Data lines:
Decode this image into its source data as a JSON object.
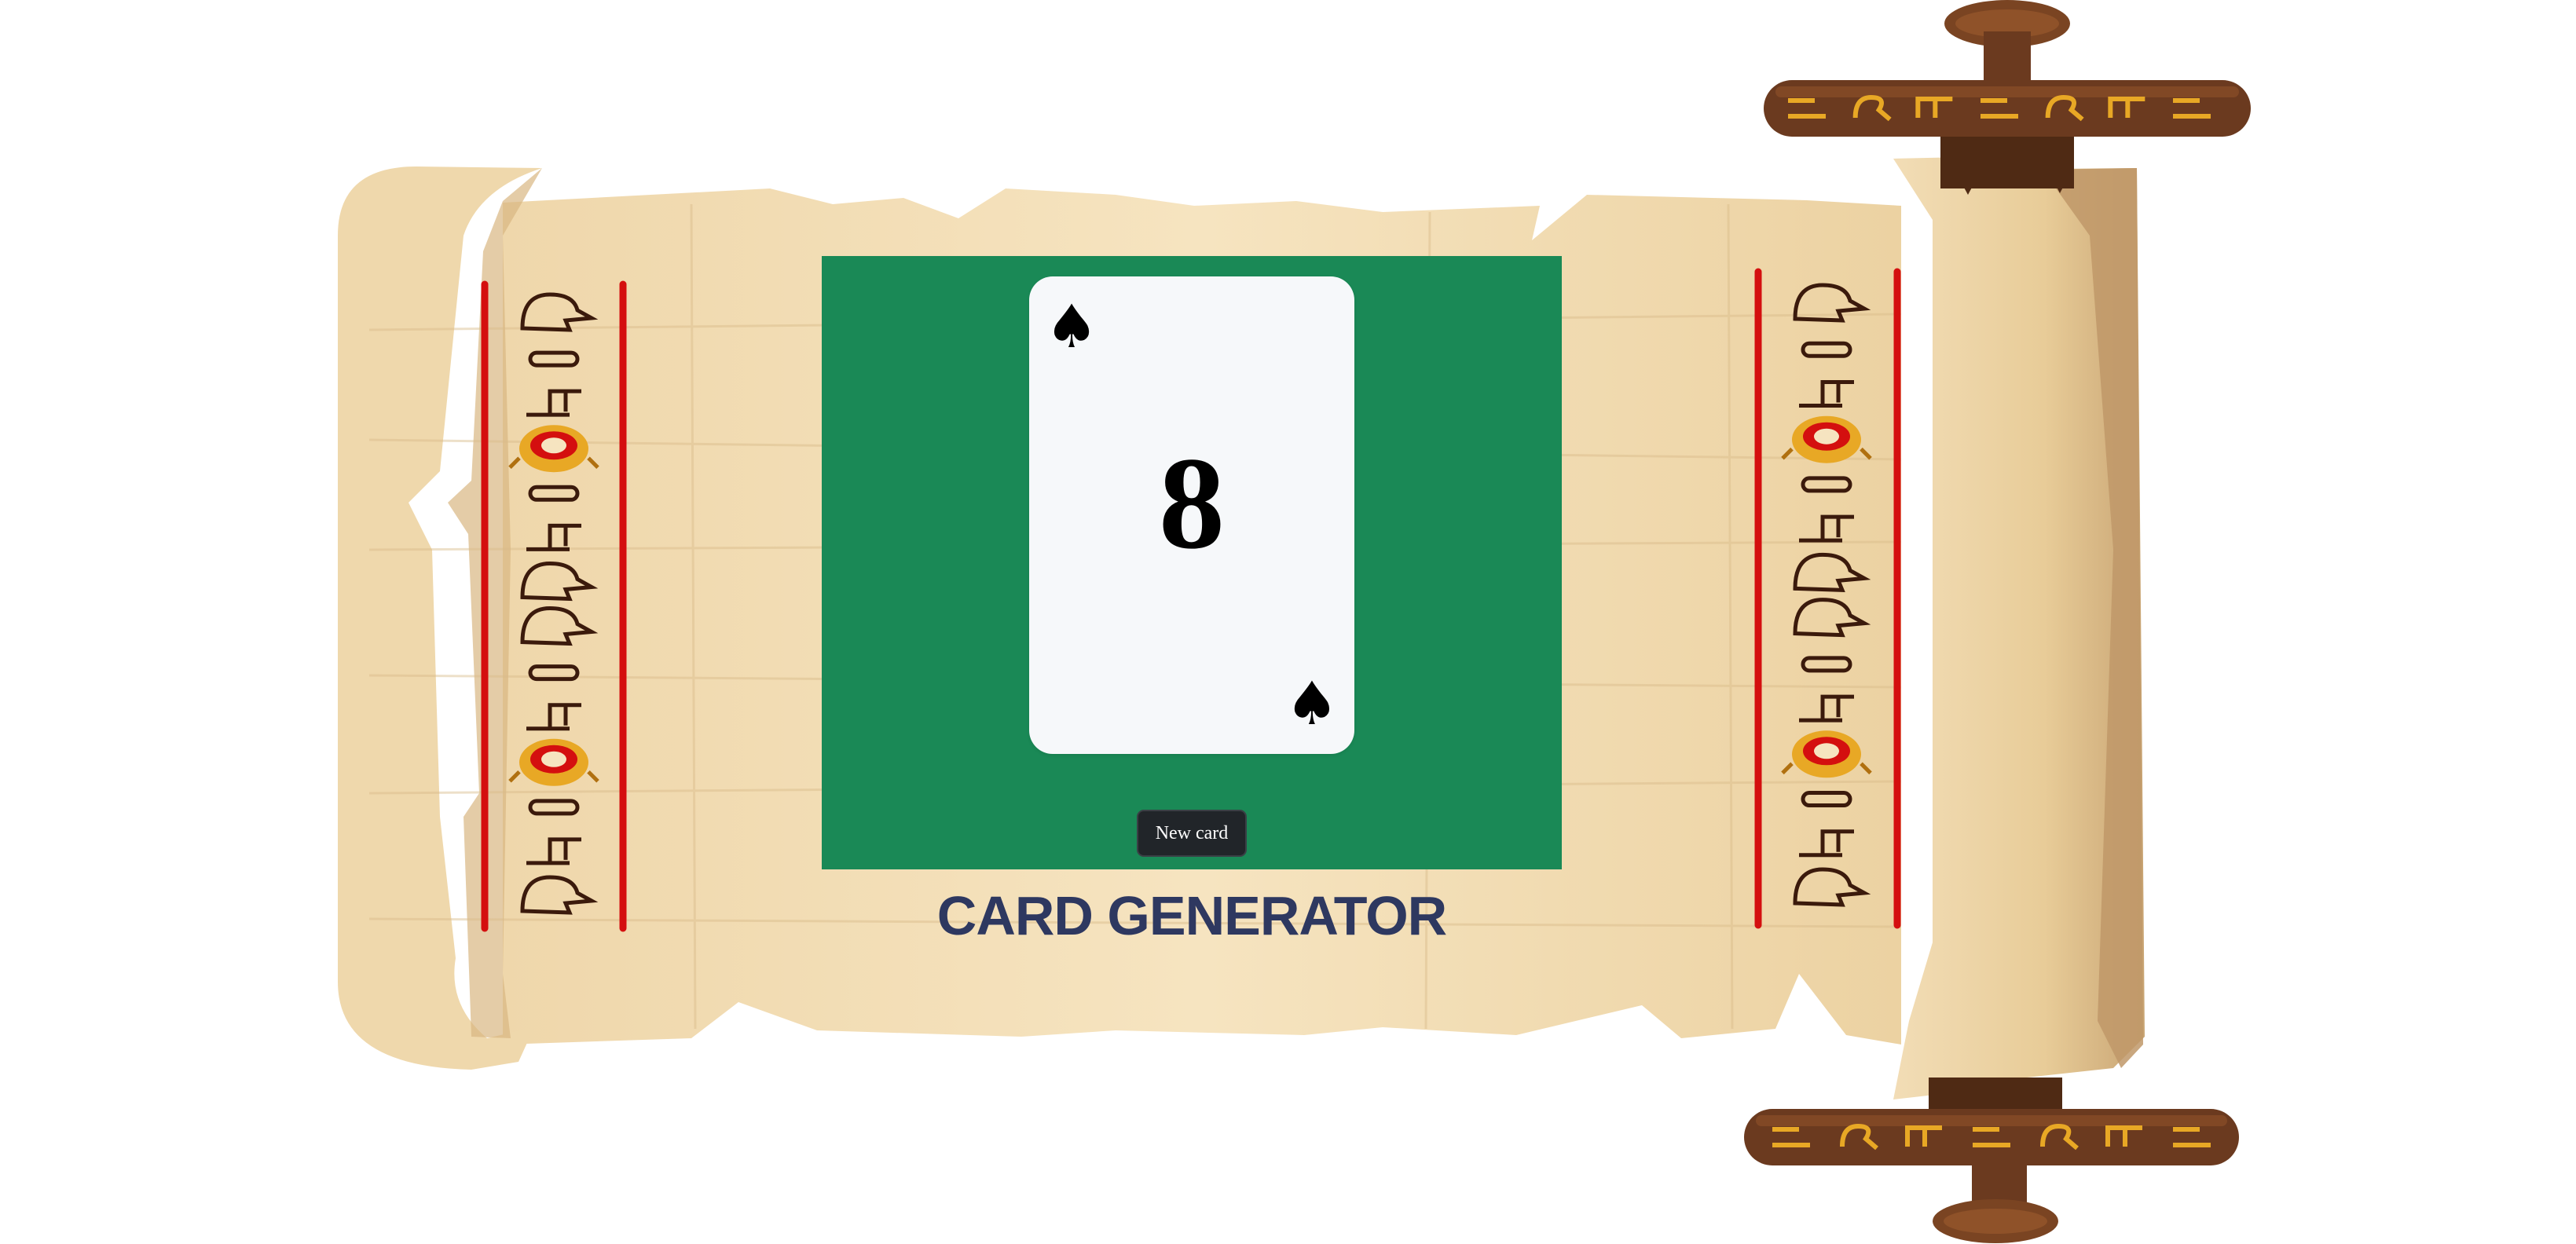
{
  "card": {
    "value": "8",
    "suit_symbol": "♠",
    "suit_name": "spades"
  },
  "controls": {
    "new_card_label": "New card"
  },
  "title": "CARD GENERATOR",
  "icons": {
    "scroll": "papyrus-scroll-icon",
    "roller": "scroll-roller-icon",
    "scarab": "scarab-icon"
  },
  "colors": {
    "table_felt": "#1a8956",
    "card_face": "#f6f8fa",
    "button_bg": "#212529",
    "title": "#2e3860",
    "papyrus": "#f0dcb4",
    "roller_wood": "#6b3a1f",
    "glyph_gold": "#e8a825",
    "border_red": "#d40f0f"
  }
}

Required task:
All records must be output exactly as they are, except for the pictures, which are left out.

Output for this task:
Decode this image into its source data as a JSON object.
{
  "card": {
    "value": "8",
    "suit_symbol": "♠",
    "suit_name": "spades"
  },
  "controls": {
    "new_card_label": "New card"
  },
  "title": "CARD GENERATOR",
  "icons": {
    "scroll": "papyrus-scroll-icon",
    "roller": "scroll-roller-icon",
    "scarab": "scarab-icon"
  },
  "colors": {
    "table_felt": "#1a8956",
    "card_face": "#f6f8fa",
    "button_bg": "#212529",
    "title": "#2e3860",
    "papyrus": "#f0dcb4",
    "roller_wood": "#6b3a1f",
    "glyph_gold": "#e8a825",
    "border_red": "#d40f0f"
  }
}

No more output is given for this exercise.